Written instruction: Reproduce every line in the listing that contains the word "Loss".

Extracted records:

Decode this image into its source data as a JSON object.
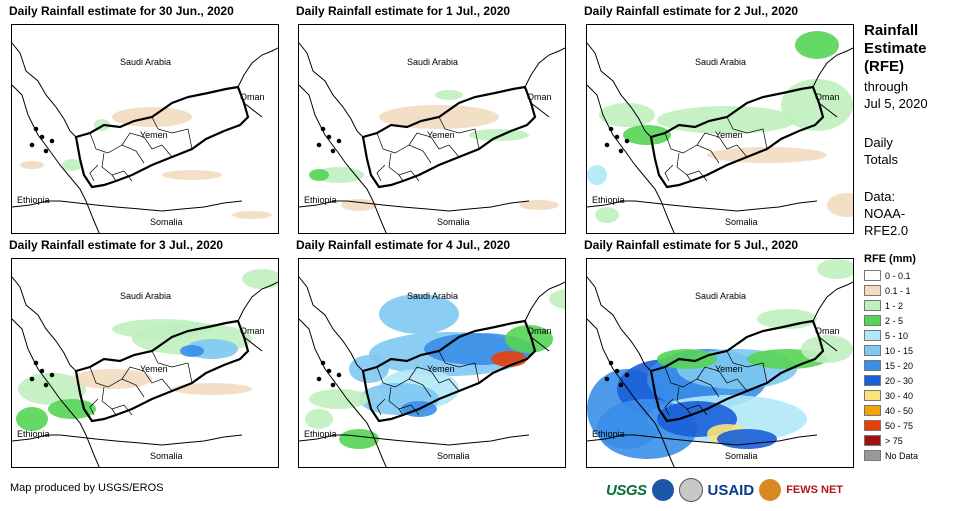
{
  "panels": [
    {
      "title": "Daily Rainfall estimate for 30 Jun., 2020",
      "day": 0
    },
    {
      "title": "Daily Rainfall estimate for 1 Jul., 2020",
      "day": 1
    },
    {
      "title": "Daily Rainfall estimate for 2 Jul., 2020",
      "day": 2
    },
    {
      "title": "Daily Rainfall estimate for 3 Jul., 2020",
      "day": 3
    },
    {
      "title": "Daily Rainfall estimate for 4 Jul., 2020",
      "day": 4
    },
    {
      "title": "Daily Rainfall estimate for 5 Jul., 2020",
      "day": 5
    }
  ],
  "map_labels": {
    "saudi": "Saudi Arabia",
    "oman": "Oman",
    "yemen": "Yemen",
    "ethiopia": "Ethiopia",
    "somalia": "Somalia"
  },
  "side": {
    "title_line1": "Rainfall",
    "title_line2": "Estimate",
    "title_line3": "(RFE)",
    "through": "through",
    "date": "Jul 5, 2020",
    "daily1": "Daily",
    "daily2": "Totals",
    "data1": "Data:",
    "data2": "NOAA-",
    "data3": "RFE2.0"
  },
  "legend": {
    "title": "RFE (mm)",
    "items": [
      {
        "label": "0 - 0.1",
        "color": "#ffffff"
      },
      {
        "label": "0.1 - 1",
        "color": "#f2dcc0"
      },
      {
        "label": "1 - 2",
        "color": "#bff0bf"
      },
      {
        "label": "2 - 5",
        "color": "#55d455"
      },
      {
        "label": "5 - 10",
        "color": "#b0e8f7"
      },
      {
        "label": "10 - 15",
        "color": "#7ec8f2"
      },
      {
        "label": "15 - 20",
        "color": "#3a8ee8"
      },
      {
        "label": "20 - 30",
        "color": "#1a5ed8"
      },
      {
        "label": "30 - 40",
        "color": "#fbe37a"
      },
      {
        "label": "40 - 50",
        "color": "#f5a10a"
      },
      {
        "label": "50 - 75",
        "color": "#e8400a"
      },
      {
        "label": "> 75",
        "color": "#a01010"
      },
      {
        "label": "No Data",
        "color": "#999999"
      }
    ]
  },
  "footer": "Map produced by USGS/EROS",
  "logos": {
    "usgs": "USGS",
    "usaid": "USAID",
    "fews": "FEWS NET",
    "noaa": "NOAA",
    "dos": "DOS"
  }
}
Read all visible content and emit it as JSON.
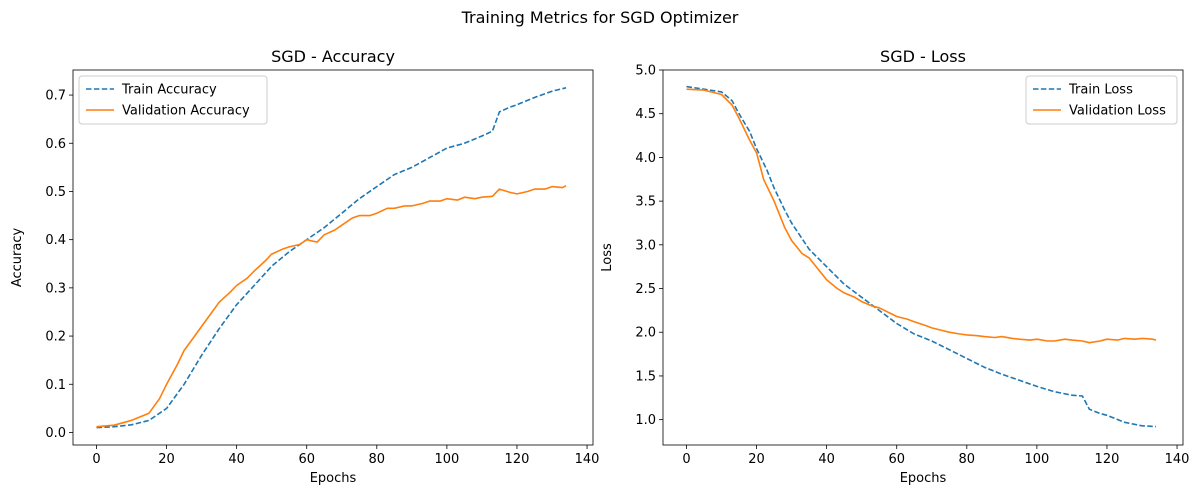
{
  "figure": {
    "title": "Training Metrics for SGD Optimizer"
  },
  "chart_data": [
    {
      "type": "line",
      "title": "SGD - Accuracy",
      "xlabel": "Epochs",
      "ylabel": "Accuracy",
      "xlim": [
        -6.7,
        141.7
      ],
      "ylim": [
        -0.026,
        0.752
      ],
      "xticks": [
        0,
        20,
        40,
        60,
        80,
        100,
        120,
        140
      ],
      "yticks": [
        0.0,
        0.1,
        0.2,
        0.3,
        0.4,
        0.5,
        0.6,
        0.7
      ],
      "xtick_labels": [
        "0",
        "20",
        "40",
        "60",
        "80",
        "100",
        "120",
        "140"
      ],
      "ytick_labels": [
        "0.0",
        "0.1",
        "0.2",
        "0.3",
        "0.4",
        "0.5",
        "0.6",
        "0.7"
      ],
      "grid": false,
      "legend_position": "upper left",
      "series": [
        {
          "name": "Train Accuracy",
          "color": "#1f77b4",
          "dash": "dashed",
          "x": [
            0,
            5,
            10,
            15,
            20,
            25,
            30,
            35,
            40,
            45,
            50,
            55,
            60,
            65,
            70,
            75,
            80,
            85,
            90,
            95,
            100,
            105,
            110,
            113,
            115,
            118,
            120,
            125,
            130,
            134
          ],
          "y": [
            0.01,
            0.012,
            0.016,
            0.025,
            0.05,
            0.1,
            0.16,
            0.215,
            0.265,
            0.305,
            0.345,
            0.375,
            0.4,
            0.425,
            0.455,
            0.485,
            0.51,
            0.535,
            0.55,
            0.57,
            0.59,
            0.6,
            0.615,
            0.625,
            0.665,
            0.675,
            0.68,
            0.695,
            0.708,
            0.715
          ]
        },
        {
          "name": "Validation Accuracy",
          "color": "#ff7f0e",
          "dash": "solid",
          "x": [
            0,
            5,
            10,
            15,
            18,
            20,
            23,
            25,
            28,
            30,
            33,
            35,
            38,
            40,
            43,
            45,
            48,
            50,
            53,
            55,
            58,
            60,
            63,
            65,
            68,
            70,
            73,
            75,
            78,
            80,
            83,
            85,
            88,
            90,
            93,
            95,
            98,
            100,
            103,
            105,
            108,
            110,
            113,
            115,
            118,
            120,
            123,
            125,
            128,
            130,
            133,
            134
          ],
          "y": [
            0.012,
            0.015,
            0.025,
            0.04,
            0.07,
            0.1,
            0.14,
            0.17,
            0.2,
            0.22,
            0.25,
            0.27,
            0.29,
            0.305,
            0.32,
            0.335,
            0.355,
            0.37,
            0.38,
            0.385,
            0.39,
            0.4,
            0.395,
            0.41,
            0.42,
            0.43,
            0.445,
            0.45,
            0.45,
            0.455,
            0.465,
            0.465,
            0.47,
            0.47,
            0.475,
            0.48,
            0.48,
            0.485,
            0.482,
            0.488,
            0.485,
            0.488,
            0.49,
            0.505,
            0.498,
            0.495,
            0.5,
            0.505,
            0.505,
            0.51,
            0.508,
            0.512
          ]
        }
      ]
    },
    {
      "type": "line",
      "title": "SGD - Loss",
      "xlabel": "Epochs",
      "ylabel": "Loss",
      "xlim": [
        -6.7,
        141.7
      ],
      "ylim": [
        0.71,
        5.0
      ],
      "xticks": [
        0,
        20,
        40,
        60,
        80,
        100,
        120,
        140
      ],
      "yticks": [
        1.0,
        1.5,
        2.0,
        2.5,
        3.0,
        3.5,
        4.0,
        4.5,
        5.0
      ],
      "xtick_labels": [
        "0",
        "20",
        "40",
        "60",
        "80",
        "100",
        "120",
        "140"
      ],
      "ytick_labels": [
        "1.0",
        "1.5",
        "2.0",
        "2.5",
        "3.0",
        "3.5",
        "4.0",
        "4.5",
        "5.0"
      ],
      "grid": false,
      "legend_position": "upper right",
      "series": [
        {
          "name": "Train Loss",
          "color": "#1f77b4",
          "dash": "dashed",
          "x": [
            0,
            5,
            10,
            13,
            15,
            18,
            20,
            23,
            25,
            28,
            30,
            35,
            40,
            45,
            50,
            55,
            60,
            65,
            70,
            75,
            80,
            85,
            90,
            95,
            100,
            105,
            110,
            113,
            115,
            118,
            120,
            125,
            130,
            134
          ],
          "y": [
            4.81,
            4.78,
            4.75,
            4.65,
            4.5,
            4.3,
            4.1,
            3.85,
            3.65,
            3.4,
            3.25,
            2.95,
            2.75,
            2.55,
            2.4,
            2.25,
            2.1,
            1.98,
            1.9,
            1.8,
            1.7,
            1.6,
            1.52,
            1.45,
            1.38,
            1.32,
            1.28,
            1.27,
            1.12,
            1.07,
            1.05,
            0.97,
            0.93,
            0.92
          ]
        },
        {
          "name": "Validation Loss",
          "color": "#ff7f0e",
          "dash": "solid",
          "x": [
            0,
            5,
            10,
            13,
            15,
            18,
            20,
            22,
            25,
            28,
            30,
            33,
            35,
            38,
            40,
            43,
            45,
            48,
            50,
            53,
            55,
            58,
            60,
            63,
            65,
            68,
            70,
            73,
            75,
            78,
            80,
            83,
            85,
            88,
            90,
            93,
            95,
            98,
            100,
            103,
            105,
            108,
            110,
            113,
            115,
            118,
            120,
            123,
            125,
            128,
            130,
            133,
            134
          ],
          "y": [
            4.78,
            4.77,
            4.72,
            4.6,
            4.45,
            4.2,
            4.05,
            3.75,
            3.5,
            3.2,
            3.05,
            2.9,
            2.85,
            2.7,
            2.6,
            2.5,
            2.45,
            2.4,
            2.35,
            2.3,
            2.28,
            2.22,
            2.18,
            2.15,
            2.12,
            2.08,
            2.05,
            2.02,
            2.0,
            1.98,
            1.97,
            1.96,
            1.95,
            1.94,
            1.95,
            1.93,
            1.92,
            1.91,
            1.92,
            1.9,
            1.9,
            1.92,
            1.91,
            1.9,
            1.88,
            1.9,
            1.92,
            1.91,
            1.93,
            1.92,
            1.93,
            1.92,
            1.91
          ]
        }
      ]
    }
  ]
}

Finished answer:
      "title": "SGD - Loss",
      "ylabel": "Loss",
          "name": "Train Loss",
          "name": "Validation Loss",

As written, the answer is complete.